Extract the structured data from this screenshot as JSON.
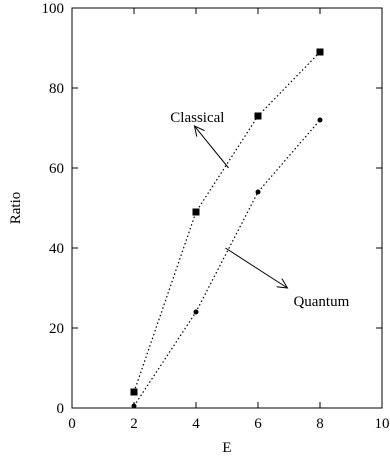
{
  "chart_data": {
    "type": "line",
    "title": "",
    "xlabel": "E",
    "ylabel": "Ratio",
    "xlim": [
      0,
      10
    ],
    "ylim": [
      0,
      100
    ],
    "x_ticks": [
      0,
      2,
      4,
      6,
      8,
      10
    ],
    "y_ticks": [
      0,
      20,
      40,
      60,
      80,
      100
    ],
    "x_tick_labels": [
      "0",
      "2",
      "4",
      "6",
      "8",
      "10"
    ],
    "y_tick_labels": [
      "0",
      "20",
      "40",
      "60",
      "80",
      "100"
    ],
    "grid": false,
    "legend": "none",
    "series": [
      {
        "name": "Classical",
        "marker": "square",
        "line_style": "dotted",
        "color": "#000000",
        "x": [
          2,
          4,
          6,
          8
        ],
        "y": [
          4,
          49,
          73,
          89
        ]
      },
      {
        "name": "Quantum",
        "marker": "circle",
        "line_style": "dotted",
        "color": "#000000",
        "x": [
          2,
          4,
          6,
          8
        ],
        "y": [
          0.5,
          24,
          54,
          72
        ]
      }
    ],
    "annotations": [
      {
        "series_index": 0,
        "text": "Classical",
        "arrow_from": [
          5.05,
          60
        ],
        "arrow_to": [
          3.95,
          70.5
        ]
      },
      {
        "series_index": 1,
        "text": "Quantum",
        "arrow_from": [
          4.95,
          40
        ],
        "arrow_to": [
          6.95,
          30
        ]
      }
    ]
  }
}
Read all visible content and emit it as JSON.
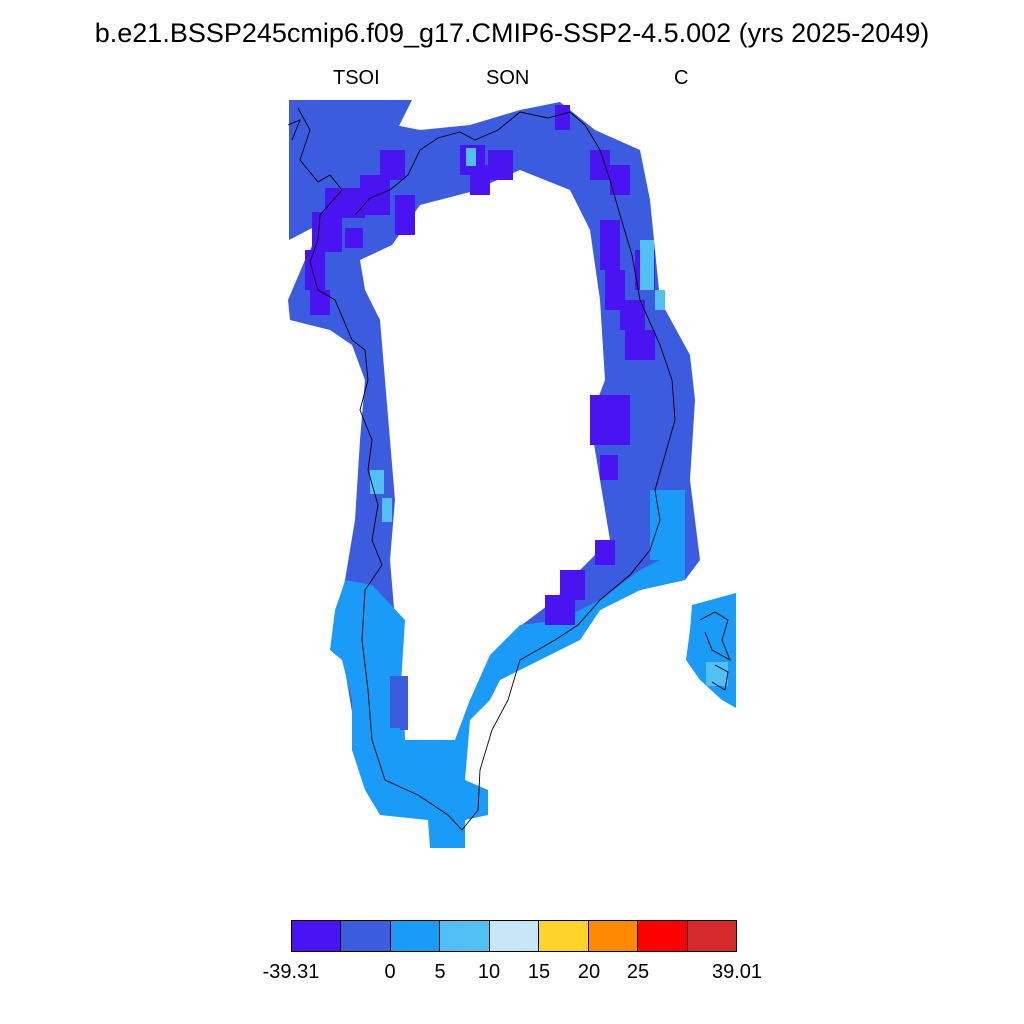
{
  "title": "b.e21.BSSP245cmip6.f09_g17.CMIP6-SSP2-4.5.002 (yrs 2025-2049)",
  "subtitle": {
    "left": "TSOI",
    "center": "SON",
    "right": "C"
  },
  "colors": {
    "c1": "#4a14f2",
    "c2": "#3c5ce0",
    "c3": "#1a9bf8",
    "c4": "#52c0f5",
    "c5": "#c7e6f8",
    "c6": "#fed32a",
    "c7": "#ff8a00",
    "c8": "#ff0000",
    "c9": "#d42a2a",
    "coast": "#000000"
  },
  "colorbar": {
    "boxes": [
      "#4a14f2",
      "#3c5ce0",
      "#1a9bf8",
      "#52c0f5",
      "#c7e6f8",
      "#fed32a",
      "#ff8a00",
      "#ff0000",
      "#d42a2a"
    ],
    "labels": [
      "-39.31",
      "0",
      "5",
      "10",
      "15",
      "20",
      "25",
      "39.01"
    ]
  }
}
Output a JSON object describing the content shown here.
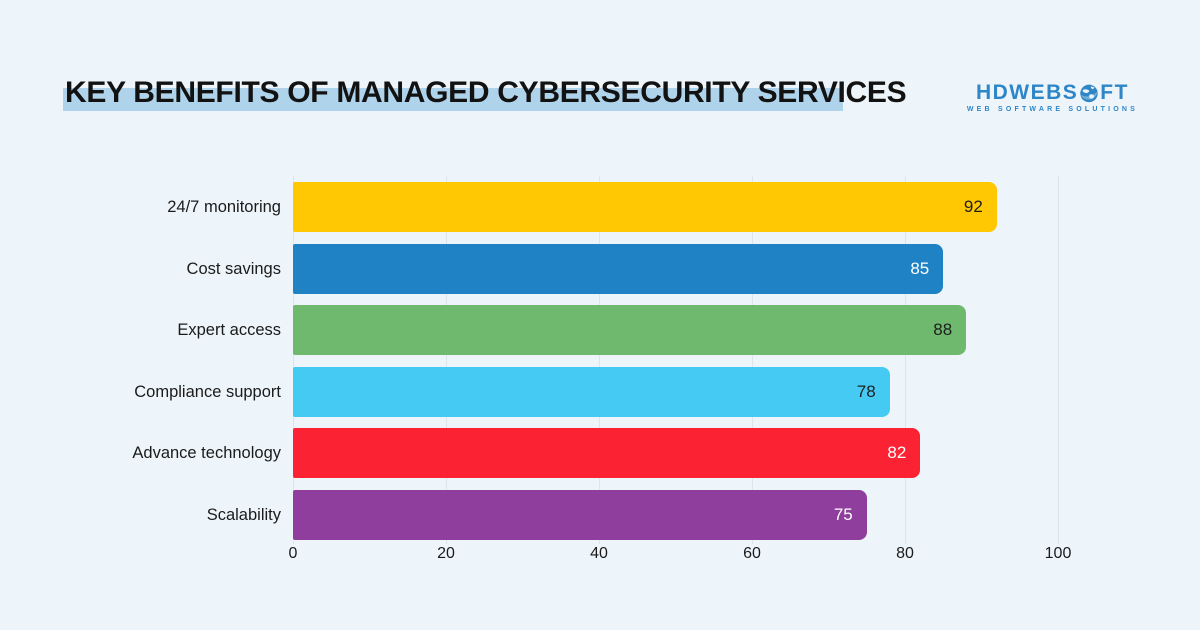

:::

Task instructions >>
Copy everything in the records above except the pictures, exactly as written.

Reply >>
Extract the structured data from this screenshot as JSON.
{
  "chart_data": {
    "type": "line",
    "title": "",
    "xlabel": "E",
    "ylabel": "Ratio",
    "xlim": [
      0,
      10
    ],
    "ylim": [
      0,
      100
    ],
    "x_ticks": [
      0,
      2,
      4,
      6,
      8,
      10
    ],
    "y_ticks": [
      0,
      20,
      40,
      60,
      80,
      100
    ],
    "x_tick_labels": [
      "0",
      "2",
      "4",
      "6",
      "8",
      "10"
    ],
    "y_tick_labels": [
      "0",
      "20",
      "40",
      "60",
      "80",
      "100"
    ],
    "grid": false,
    "legend": "none",
    "series": [
      {
        "name": "Classical",
        "marker": "square",
        "line_style": "dotted",
        "color": "#000000",
        "x": [
          2,
          4,
          6,
          8
        ],
        "y": [
          4,
          49,
          73,
          89
        ]
      },
      {
        "name": "Quantum",
        "marker": "circle",
        "line_style": "dotted",
        "color": "#000000",
        "x": [
          2,
          4,
          6,
          8
        ],
        "y": [
          0.5,
          24,
          54,
          72
        ]
      }
    ],
    "annotations": [
      {
        "series_index": 0,
        "text": "Classical",
        "arrow_from": [
          5.05,
          60
        ],
        "arrow_to": [
          3.95,
          70.5
        ]
      },
      {
        "series_index": 1,
        "text": "Quantum",
        "arrow_from": [
          4.95,
          40
        ],
        "arrow_to": [
          6.95,
          30
        ]
      }
    ]
  }
}
Read all visible content and emit it as JSON.
{
  "title": "b.e21.BSSP245cmip6.f09_g17.CMIP6-SSP2-4.5.002 (yrs 2025-2049)",
  "subtitle": {
    "left": "TSOI",
    "center": "SON",
    "right": "C"
  },
  "colors": {
    "c1": "#4a14f2",
    "c2": "#3c5ce0",
    "c3": "#1a9bf8",
    "c4": "#52c0f5",
    "c5": "#c7e6f8",
    "c6": "#fed32a",
    "c7": "#ff8a00",
    "c8": "#ff0000",
    "c9": "#d42a2a",
    "coast": "#000000"
  },
  "colorbar": {
    "boxes": [
      "#4a14f2",
      "#3c5ce0",
      "#1a9bf8",
      "#52c0f5",
      "#c7e6f8",
      "#fed32a",
      "#ff8a00",
      "#ff0000",
      "#d42a2a"
    ],
    "labels": [
      "-39.31",
      "0",
      "5",
      "10",
      "15",
      "20",
      "25",
      "39.01"
    ]
  }
}
Output a JSON object describing the content shown here.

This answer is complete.